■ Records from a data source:
## START
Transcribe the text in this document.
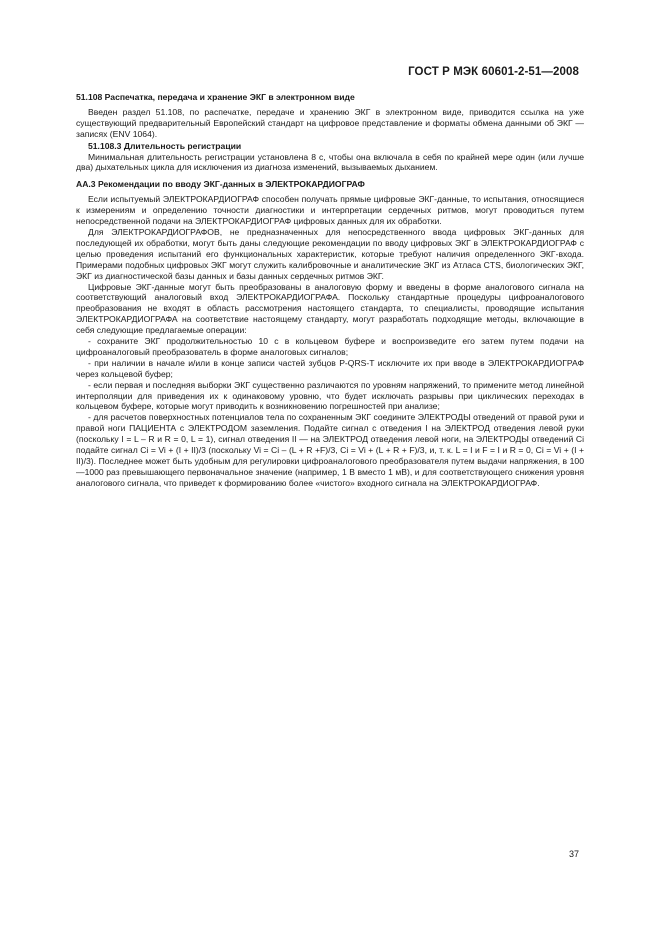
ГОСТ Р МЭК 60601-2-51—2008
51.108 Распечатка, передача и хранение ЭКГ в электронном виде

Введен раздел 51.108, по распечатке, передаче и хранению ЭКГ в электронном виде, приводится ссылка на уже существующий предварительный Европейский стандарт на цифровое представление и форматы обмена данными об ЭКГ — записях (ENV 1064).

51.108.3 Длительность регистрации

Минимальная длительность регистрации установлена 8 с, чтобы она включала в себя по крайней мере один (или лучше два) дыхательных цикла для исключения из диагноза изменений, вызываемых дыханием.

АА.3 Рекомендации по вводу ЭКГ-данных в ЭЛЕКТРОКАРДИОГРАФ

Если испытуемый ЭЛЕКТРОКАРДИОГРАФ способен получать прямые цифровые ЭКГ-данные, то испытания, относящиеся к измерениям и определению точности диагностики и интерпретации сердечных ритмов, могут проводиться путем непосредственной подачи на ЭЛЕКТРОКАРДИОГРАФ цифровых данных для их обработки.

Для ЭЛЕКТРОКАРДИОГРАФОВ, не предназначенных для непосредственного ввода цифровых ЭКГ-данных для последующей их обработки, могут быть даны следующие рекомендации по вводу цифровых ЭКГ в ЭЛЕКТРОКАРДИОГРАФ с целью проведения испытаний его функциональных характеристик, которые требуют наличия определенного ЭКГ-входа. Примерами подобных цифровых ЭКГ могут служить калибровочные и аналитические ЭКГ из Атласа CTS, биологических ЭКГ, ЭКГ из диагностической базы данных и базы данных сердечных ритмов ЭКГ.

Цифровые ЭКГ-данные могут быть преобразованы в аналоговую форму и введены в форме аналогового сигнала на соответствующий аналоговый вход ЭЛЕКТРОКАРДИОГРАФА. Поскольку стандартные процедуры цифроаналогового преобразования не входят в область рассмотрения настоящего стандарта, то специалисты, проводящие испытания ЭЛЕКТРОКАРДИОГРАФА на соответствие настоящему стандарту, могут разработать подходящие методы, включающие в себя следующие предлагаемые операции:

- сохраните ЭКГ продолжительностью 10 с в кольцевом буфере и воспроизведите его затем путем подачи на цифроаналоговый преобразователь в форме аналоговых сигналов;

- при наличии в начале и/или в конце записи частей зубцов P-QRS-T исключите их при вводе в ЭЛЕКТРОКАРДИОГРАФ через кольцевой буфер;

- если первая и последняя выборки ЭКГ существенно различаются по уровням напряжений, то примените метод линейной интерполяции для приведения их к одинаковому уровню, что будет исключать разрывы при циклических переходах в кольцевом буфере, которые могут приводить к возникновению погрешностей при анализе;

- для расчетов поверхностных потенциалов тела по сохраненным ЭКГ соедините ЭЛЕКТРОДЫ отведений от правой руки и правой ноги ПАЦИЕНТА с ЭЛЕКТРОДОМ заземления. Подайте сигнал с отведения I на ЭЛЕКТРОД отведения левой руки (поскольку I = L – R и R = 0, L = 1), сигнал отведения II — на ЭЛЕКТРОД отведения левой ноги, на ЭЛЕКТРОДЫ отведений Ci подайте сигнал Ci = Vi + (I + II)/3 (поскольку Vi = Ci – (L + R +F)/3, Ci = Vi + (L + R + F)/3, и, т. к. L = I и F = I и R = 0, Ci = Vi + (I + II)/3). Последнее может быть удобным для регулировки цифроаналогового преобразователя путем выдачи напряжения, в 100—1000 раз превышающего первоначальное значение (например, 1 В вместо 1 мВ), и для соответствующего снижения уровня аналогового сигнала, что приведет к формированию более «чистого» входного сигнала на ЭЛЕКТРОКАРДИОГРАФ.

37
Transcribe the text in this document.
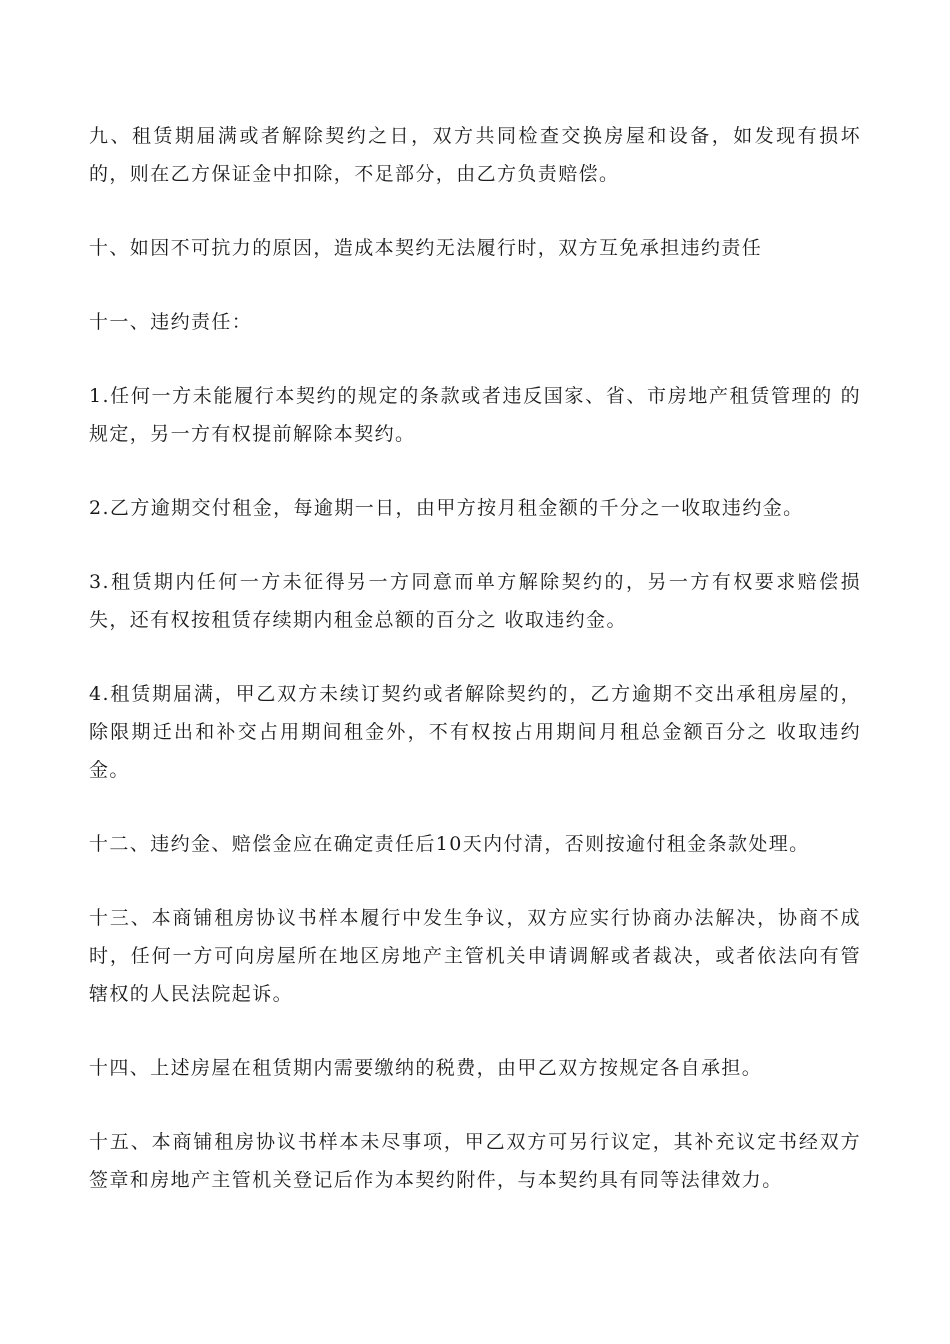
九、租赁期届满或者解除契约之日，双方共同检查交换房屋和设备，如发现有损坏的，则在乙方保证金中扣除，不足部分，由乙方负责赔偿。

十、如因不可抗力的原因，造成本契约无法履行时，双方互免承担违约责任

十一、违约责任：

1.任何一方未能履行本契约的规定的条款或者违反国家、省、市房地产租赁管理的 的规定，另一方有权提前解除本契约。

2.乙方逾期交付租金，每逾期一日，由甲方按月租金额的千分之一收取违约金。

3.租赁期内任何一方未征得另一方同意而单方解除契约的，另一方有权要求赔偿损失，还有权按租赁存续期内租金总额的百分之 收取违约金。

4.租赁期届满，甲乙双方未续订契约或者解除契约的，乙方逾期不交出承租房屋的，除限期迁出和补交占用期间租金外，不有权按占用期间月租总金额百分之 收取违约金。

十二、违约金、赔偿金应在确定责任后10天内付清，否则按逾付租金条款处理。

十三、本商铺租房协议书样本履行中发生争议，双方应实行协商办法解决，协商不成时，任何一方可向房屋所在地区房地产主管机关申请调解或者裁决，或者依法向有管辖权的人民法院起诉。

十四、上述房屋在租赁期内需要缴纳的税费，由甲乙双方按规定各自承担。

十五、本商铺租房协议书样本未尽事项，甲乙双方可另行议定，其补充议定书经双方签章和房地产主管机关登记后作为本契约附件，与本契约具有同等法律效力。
## END
Look through the material and say how many lines hold "кольцевом". Give the number only.

2